◆ Instructions for the task ◆
Please retype the records below exactly, leaving out any pictures.

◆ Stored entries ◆
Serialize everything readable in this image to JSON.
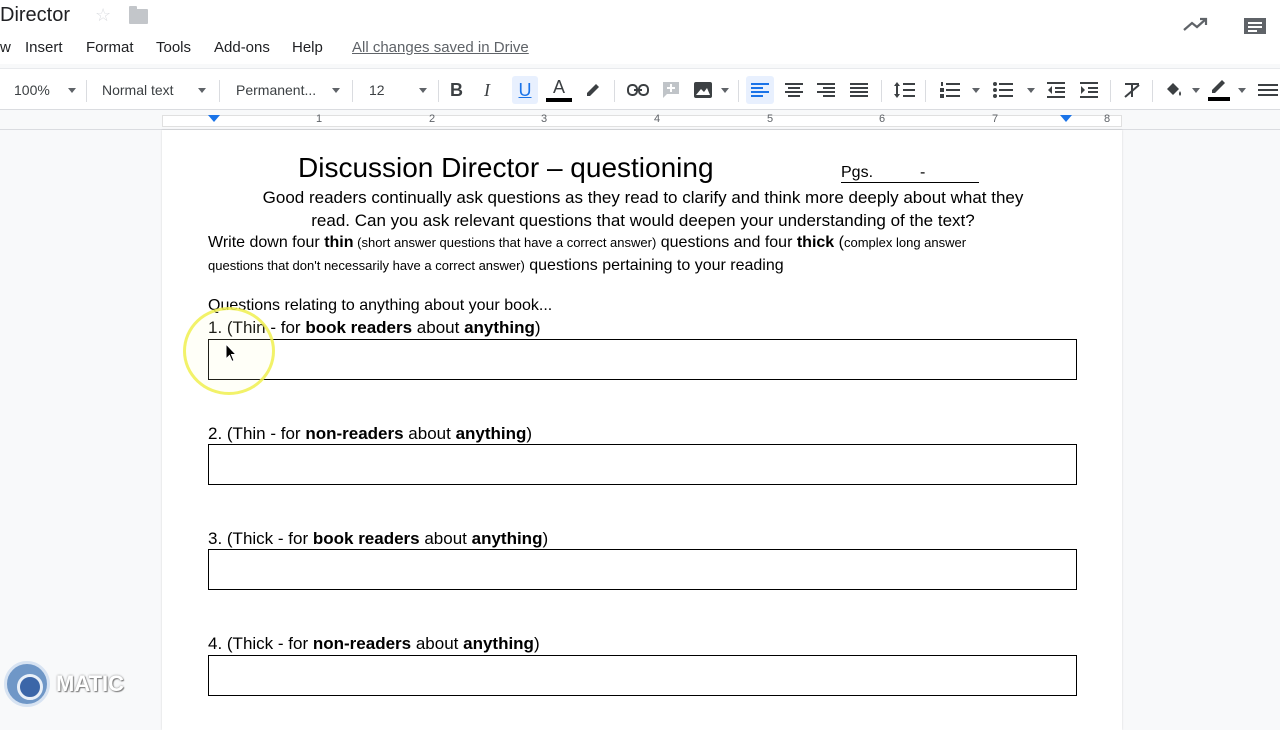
{
  "title_bar": {
    "doc_title": "Director"
  },
  "menu": {
    "items": [
      "w",
      "Insert",
      "Format",
      "Tools",
      "Add-ons",
      "Help"
    ],
    "status": "All changes saved in Drive"
  },
  "toolbar": {
    "zoom": "100%",
    "style": "Normal text",
    "font": "Permanent...",
    "font_size": "12",
    "bold": "B",
    "italic": "I",
    "underline": "U",
    "text_color": "A",
    "underline_active": true
  },
  "ruler": {
    "numbers": [
      "1",
      "2",
      "3",
      "4",
      "5",
      "6",
      "7",
      "8"
    ]
  },
  "document": {
    "heading": "Discussion Director – questioning",
    "pgs_label": "Pgs.",
    "pgs_dash": "-",
    "intro_line1": "Good readers continually ask questions as they read to clarify and think more deeply about what they",
    "intro_line2": "read.  Can you ask relevant questions that would deepen your understanding of the text?",
    "instr": {
      "p1": "Write down four ",
      "thin": "thin",
      "p2": " (short answer questions that have a correct answer)",
      "p3": " questions and four ",
      "thick": "thick",
      "p4": " (",
      "p5": "complex long answer",
      "p6": "questions that don't necessarily have a correct answer)",
      "p7": " questions pertaining to your reading"
    },
    "section_label": "Questions relating to anything about your book...",
    "questions": [
      {
        "prefix": "1. (Thin - for ",
        "bold1": "book readers",
        "mid": " about ",
        "bold2": "anything",
        "suffix": ")"
      },
      {
        "prefix": "2. (Thin - for ",
        "bold1": "non-readers",
        "mid": " about ",
        "bold2": "anything",
        "suffix": ")"
      },
      {
        "prefix": "3. (Thick - for ",
        "bold1": "book readers",
        "mid": " about ",
        "bold2": "anything",
        "suffix": ")"
      },
      {
        "prefix": "4. (Thick - for ",
        "bold1": "non-readers",
        "mid": " about ",
        "bold2": "anything",
        "suffix": ")"
      }
    ]
  },
  "watermark": {
    "text": "MATIC"
  },
  "colors": {
    "accent": "#1a73e8",
    "highlight_ring": "#f0f050"
  }
}
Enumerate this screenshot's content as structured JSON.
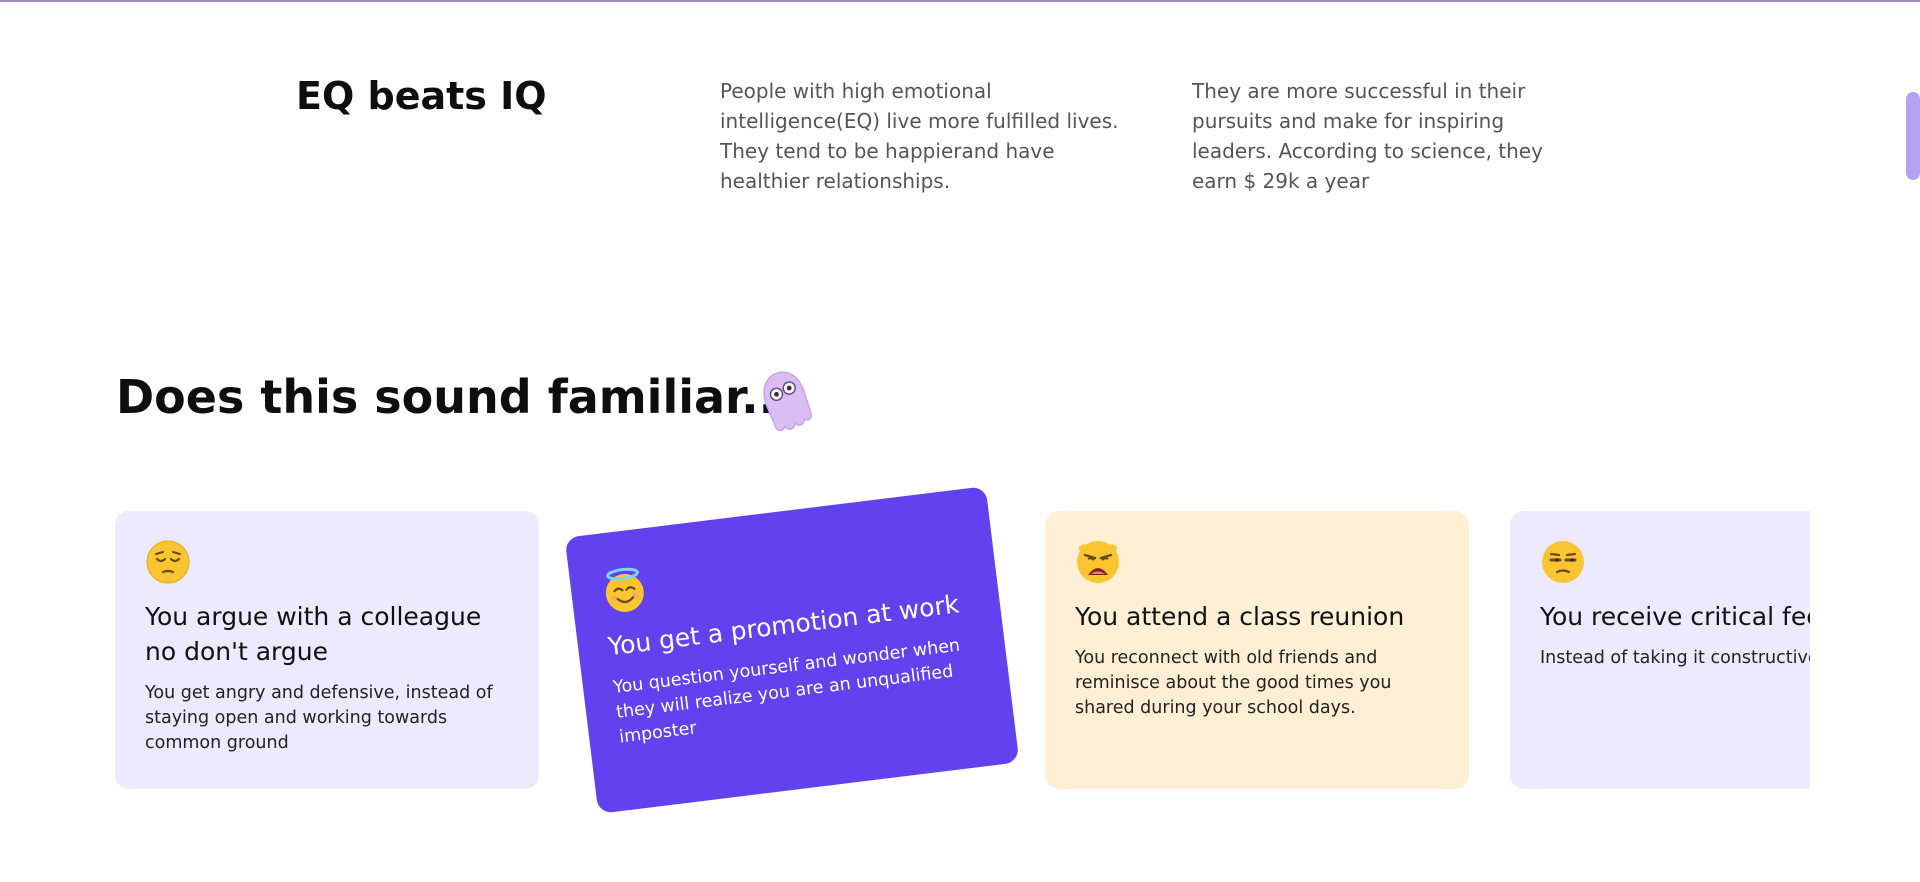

◆ Finished exercise ◆
Serialize everything readable in this image to JSON.
{
  "title_bar": {
    "doc_title": "Director"
  },
  "menu": {
    "items": [
      "w",
      "Insert",
      "Format",
      "Tools",
      "Add-ons",
      "Help"
    ],
    "status": "All changes saved in Drive"
  },
  "toolbar": {
    "zoom": "100%",
    "style": "Normal text",
    "font": "Permanent...",
    "font_size": "12",
    "bold": "B",
    "italic": "I",
    "underline": "U",
    "text_color": "A",
    "underline_active": true
  },
  "ruler": {
    "numbers": [
      "1",
      "2",
      "3",
      "4",
      "5",
      "6",
      "7",
      "8"
    ]
  },
  "document": {
    "heading": "Discussion Director – questioning",
    "pgs_label": "Pgs.",
    "pgs_dash": "-",
    "intro_line1": "Good readers continually ask questions as they read to clarify and think more deeply about what they",
    "intro_line2": "read.  Can you ask relevant questions that would deepen your understanding of the text?",
    "instr": {
      "p1": "Write down four ",
      "thin": "thin",
      "p2": " (short answer questions that have a correct answer)",
      "p3": " questions and four ",
      "thick": "thick",
      "p4": " (",
      "p5": "complex long answer",
      "p6": "questions that don't necessarily have a correct answer)",
      "p7": " questions pertaining to your reading"
    },
    "section_label": "Questions relating to anything about your book...",
    "questions": [
      {
        "prefix": "1. (Thin - for ",
        "bold1": "book readers",
        "mid": " about ",
        "bold2": "anything",
        "suffix": ")"
      },
      {
        "prefix": "2. (Thin - for ",
        "bold1": "non-readers",
        "mid": " about ",
        "bold2": "anything",
        "suffix": ")"
      },
      {
        "prefix": "3. (Thick - for ",
        "bold1": "book readers",
        "mid": " about ",
        "bold2": "anything",
        "suffix": ")"
      },
      {
        "prefix": "4. (Thick - for ",
        "bold1": "non-readers",
        "mid": " about ",
        "bold2": "anything",
        "suffix": ")"
      }
    ]
  },
  "watermark": {
    "text": "MATIC"
  },
  "colors": {
    "accent": "#1a73e8",
    "highlight_ring": "#f0f050"
  }
}
Enumerate this screenshot's content as structured JSON.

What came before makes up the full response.